» **SET EXERCISE**:
From the entries below, pull out each line where "Acurácia" appears.

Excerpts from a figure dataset
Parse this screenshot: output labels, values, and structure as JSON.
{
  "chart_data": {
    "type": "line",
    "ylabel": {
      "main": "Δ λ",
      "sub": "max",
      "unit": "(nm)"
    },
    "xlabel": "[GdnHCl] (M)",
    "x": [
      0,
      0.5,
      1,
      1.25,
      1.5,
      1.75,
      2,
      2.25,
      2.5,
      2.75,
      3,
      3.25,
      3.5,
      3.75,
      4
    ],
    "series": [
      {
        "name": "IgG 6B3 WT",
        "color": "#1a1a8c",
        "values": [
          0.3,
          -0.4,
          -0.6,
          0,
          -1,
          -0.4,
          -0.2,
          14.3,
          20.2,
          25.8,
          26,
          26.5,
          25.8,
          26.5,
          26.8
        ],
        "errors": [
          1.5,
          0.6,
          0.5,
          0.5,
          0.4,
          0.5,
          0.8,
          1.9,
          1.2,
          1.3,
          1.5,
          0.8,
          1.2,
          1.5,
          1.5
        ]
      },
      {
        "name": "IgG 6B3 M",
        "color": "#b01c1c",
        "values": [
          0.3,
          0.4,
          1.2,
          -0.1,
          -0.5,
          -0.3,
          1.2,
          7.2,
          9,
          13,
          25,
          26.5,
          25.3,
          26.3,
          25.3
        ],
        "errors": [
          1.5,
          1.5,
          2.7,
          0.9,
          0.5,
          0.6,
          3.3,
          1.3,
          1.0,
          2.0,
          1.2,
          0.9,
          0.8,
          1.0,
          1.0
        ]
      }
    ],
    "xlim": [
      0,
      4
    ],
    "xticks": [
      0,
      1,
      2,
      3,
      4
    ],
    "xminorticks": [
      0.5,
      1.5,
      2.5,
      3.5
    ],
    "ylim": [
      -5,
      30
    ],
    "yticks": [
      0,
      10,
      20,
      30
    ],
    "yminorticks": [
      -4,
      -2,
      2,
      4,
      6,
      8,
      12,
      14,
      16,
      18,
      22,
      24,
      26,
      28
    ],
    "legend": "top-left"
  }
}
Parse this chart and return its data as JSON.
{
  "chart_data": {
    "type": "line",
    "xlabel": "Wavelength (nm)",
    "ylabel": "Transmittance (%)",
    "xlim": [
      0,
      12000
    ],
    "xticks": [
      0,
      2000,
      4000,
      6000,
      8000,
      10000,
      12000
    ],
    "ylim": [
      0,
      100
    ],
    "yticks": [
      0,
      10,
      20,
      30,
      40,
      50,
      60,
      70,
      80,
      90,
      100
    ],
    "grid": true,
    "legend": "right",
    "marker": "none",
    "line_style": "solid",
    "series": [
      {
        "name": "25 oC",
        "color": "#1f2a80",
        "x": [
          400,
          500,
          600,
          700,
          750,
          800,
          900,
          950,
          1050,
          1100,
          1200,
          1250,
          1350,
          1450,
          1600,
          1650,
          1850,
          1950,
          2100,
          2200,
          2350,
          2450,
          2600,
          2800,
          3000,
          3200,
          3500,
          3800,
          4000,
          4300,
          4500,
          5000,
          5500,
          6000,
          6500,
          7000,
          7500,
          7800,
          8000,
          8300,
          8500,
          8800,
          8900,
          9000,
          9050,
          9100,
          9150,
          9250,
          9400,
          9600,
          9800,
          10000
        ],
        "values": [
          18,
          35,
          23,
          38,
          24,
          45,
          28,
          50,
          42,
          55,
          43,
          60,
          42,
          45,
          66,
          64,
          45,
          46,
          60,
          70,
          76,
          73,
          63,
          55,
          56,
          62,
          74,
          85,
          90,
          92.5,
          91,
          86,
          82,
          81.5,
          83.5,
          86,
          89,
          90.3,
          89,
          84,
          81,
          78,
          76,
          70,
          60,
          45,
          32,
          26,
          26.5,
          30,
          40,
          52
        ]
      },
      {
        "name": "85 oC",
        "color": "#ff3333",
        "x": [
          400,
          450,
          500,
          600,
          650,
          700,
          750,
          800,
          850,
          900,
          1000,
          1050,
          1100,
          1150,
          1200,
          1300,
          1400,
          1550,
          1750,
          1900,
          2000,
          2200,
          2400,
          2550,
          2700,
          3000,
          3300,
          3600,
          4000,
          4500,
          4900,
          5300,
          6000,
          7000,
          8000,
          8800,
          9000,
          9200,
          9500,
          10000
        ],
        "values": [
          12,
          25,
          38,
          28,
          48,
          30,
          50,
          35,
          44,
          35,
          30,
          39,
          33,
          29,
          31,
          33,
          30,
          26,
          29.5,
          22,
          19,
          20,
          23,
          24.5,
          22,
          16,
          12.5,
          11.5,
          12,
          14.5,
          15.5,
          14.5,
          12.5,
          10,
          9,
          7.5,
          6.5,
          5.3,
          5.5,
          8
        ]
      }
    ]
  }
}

...

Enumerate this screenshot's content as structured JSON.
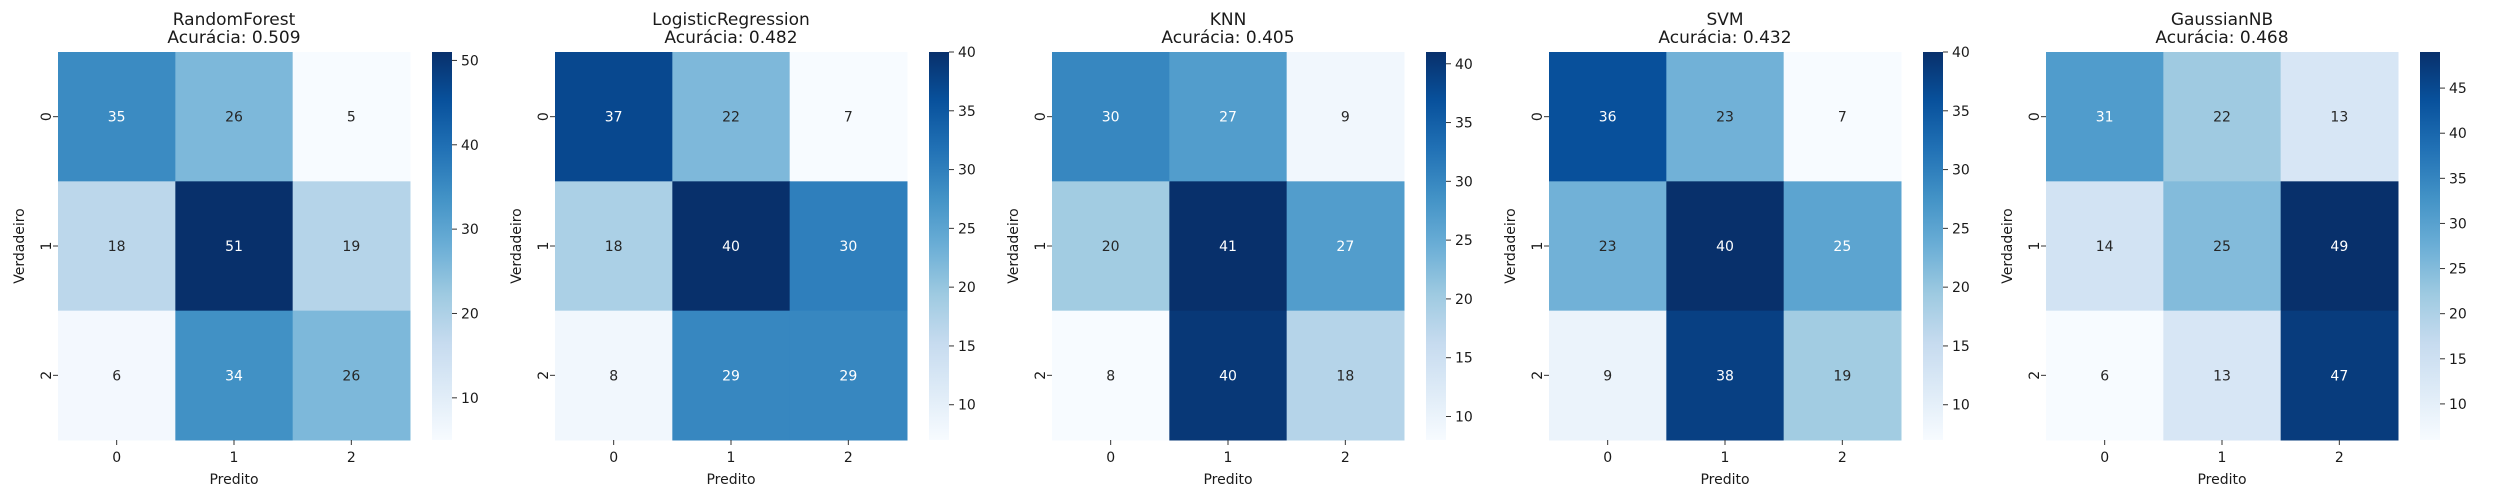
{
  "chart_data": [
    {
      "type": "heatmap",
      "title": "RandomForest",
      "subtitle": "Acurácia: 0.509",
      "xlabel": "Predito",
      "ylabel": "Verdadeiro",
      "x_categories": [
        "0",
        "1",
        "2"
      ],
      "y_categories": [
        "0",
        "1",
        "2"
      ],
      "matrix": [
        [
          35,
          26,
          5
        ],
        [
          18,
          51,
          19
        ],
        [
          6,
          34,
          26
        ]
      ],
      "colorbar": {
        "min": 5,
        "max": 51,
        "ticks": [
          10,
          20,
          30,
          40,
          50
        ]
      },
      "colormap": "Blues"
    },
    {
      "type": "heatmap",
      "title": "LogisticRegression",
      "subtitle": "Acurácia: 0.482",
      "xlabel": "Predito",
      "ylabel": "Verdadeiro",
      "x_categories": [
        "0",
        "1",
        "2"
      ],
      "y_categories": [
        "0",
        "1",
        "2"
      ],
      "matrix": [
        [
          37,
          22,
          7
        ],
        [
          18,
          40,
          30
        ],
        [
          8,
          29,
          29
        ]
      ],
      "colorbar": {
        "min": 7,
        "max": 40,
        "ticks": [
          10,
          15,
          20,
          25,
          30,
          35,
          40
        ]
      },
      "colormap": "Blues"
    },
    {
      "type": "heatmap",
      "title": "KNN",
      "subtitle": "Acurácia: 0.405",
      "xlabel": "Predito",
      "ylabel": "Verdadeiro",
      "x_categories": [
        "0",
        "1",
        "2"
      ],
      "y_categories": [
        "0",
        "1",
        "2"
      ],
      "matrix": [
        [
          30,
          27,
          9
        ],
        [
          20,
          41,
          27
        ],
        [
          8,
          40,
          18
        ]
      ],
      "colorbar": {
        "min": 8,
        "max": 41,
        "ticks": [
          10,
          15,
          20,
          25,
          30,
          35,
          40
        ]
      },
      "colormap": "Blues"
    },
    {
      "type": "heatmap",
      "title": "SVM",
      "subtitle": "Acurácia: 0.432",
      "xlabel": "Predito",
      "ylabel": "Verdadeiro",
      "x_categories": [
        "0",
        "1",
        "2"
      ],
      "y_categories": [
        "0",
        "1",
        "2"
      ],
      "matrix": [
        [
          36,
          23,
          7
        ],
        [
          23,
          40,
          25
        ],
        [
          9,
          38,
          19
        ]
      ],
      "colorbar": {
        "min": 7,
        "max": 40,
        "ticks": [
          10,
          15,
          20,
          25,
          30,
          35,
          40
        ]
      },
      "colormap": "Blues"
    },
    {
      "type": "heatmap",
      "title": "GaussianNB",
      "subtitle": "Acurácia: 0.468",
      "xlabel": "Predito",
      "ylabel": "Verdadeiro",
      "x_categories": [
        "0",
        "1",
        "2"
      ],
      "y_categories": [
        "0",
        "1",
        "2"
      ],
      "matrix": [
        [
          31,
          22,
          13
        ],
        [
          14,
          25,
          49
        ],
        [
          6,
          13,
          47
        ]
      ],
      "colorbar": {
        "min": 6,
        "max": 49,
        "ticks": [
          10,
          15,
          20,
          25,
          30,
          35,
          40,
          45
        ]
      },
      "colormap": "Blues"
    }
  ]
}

...

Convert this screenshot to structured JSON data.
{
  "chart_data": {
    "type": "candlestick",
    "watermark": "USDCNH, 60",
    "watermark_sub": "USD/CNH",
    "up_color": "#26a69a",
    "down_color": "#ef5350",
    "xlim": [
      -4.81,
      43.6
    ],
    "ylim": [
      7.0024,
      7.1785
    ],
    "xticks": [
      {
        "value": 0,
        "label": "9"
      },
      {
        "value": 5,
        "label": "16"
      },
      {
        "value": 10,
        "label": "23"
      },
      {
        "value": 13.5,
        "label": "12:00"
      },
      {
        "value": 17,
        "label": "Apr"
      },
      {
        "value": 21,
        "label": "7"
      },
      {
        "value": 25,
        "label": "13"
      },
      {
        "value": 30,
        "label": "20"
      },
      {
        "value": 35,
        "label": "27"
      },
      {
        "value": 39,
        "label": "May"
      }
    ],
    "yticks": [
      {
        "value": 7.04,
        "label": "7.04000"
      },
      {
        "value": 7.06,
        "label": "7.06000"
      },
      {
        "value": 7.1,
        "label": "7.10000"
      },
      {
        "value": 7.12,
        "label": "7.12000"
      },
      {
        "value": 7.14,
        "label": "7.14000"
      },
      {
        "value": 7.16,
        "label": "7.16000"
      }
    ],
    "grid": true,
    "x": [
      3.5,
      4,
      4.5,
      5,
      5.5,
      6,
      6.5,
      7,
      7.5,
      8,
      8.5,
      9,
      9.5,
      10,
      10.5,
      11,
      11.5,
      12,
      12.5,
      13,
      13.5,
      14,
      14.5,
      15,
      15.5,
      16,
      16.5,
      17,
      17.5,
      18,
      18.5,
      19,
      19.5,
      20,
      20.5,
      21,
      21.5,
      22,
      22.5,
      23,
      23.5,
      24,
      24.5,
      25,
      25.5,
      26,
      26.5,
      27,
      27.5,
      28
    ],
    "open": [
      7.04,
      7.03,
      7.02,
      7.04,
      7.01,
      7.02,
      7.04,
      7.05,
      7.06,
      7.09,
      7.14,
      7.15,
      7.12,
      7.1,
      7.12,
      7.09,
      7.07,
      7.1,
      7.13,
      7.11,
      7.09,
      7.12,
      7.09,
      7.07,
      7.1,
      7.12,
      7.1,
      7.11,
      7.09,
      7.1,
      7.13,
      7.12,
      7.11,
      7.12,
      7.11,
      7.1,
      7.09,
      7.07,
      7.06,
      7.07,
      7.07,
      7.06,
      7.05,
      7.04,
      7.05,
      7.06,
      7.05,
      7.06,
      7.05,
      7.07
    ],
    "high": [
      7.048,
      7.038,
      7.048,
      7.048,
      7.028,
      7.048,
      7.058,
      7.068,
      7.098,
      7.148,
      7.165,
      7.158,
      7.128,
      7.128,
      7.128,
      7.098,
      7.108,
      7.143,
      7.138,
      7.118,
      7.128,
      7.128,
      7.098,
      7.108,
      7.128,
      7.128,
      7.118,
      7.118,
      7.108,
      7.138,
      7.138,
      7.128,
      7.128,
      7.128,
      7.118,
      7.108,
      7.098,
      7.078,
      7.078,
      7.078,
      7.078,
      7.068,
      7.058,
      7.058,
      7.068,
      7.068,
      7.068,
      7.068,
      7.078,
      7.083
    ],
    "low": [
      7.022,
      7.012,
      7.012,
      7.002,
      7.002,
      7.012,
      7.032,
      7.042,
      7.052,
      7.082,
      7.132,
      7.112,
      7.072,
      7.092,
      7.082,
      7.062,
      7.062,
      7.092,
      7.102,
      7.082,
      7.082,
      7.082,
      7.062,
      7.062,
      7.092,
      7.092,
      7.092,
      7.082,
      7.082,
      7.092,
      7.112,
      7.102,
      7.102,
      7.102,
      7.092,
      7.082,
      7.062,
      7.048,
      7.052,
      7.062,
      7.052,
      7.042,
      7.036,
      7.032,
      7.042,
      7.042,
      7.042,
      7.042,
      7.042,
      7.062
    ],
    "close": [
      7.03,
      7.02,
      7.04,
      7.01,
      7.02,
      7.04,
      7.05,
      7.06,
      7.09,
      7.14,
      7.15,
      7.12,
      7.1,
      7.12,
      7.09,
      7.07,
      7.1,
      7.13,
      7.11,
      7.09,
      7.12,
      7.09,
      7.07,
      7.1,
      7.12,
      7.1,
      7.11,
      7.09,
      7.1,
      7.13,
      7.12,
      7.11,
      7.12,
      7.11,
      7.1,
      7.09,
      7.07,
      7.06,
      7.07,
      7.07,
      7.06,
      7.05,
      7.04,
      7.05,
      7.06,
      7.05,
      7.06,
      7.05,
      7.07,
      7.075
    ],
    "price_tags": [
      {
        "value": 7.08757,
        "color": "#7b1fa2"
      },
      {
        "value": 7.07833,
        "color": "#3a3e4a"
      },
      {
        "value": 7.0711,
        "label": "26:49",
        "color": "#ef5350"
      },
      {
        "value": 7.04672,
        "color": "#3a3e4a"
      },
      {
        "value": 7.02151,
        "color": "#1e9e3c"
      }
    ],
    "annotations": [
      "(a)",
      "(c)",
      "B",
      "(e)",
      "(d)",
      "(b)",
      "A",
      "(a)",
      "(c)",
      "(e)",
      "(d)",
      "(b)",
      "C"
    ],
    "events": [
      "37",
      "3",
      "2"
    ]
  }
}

» **EXERCISE RESULT**:
      "subtitle": "Acurácia: 0.509",
      "subtitle": "Acurácia: 0.482",
      "subtitle": "Acurácia: 0.405",
      "subtitle": "Acurácia: 0.432",
      "subtitle": "Acurácia: 0.468",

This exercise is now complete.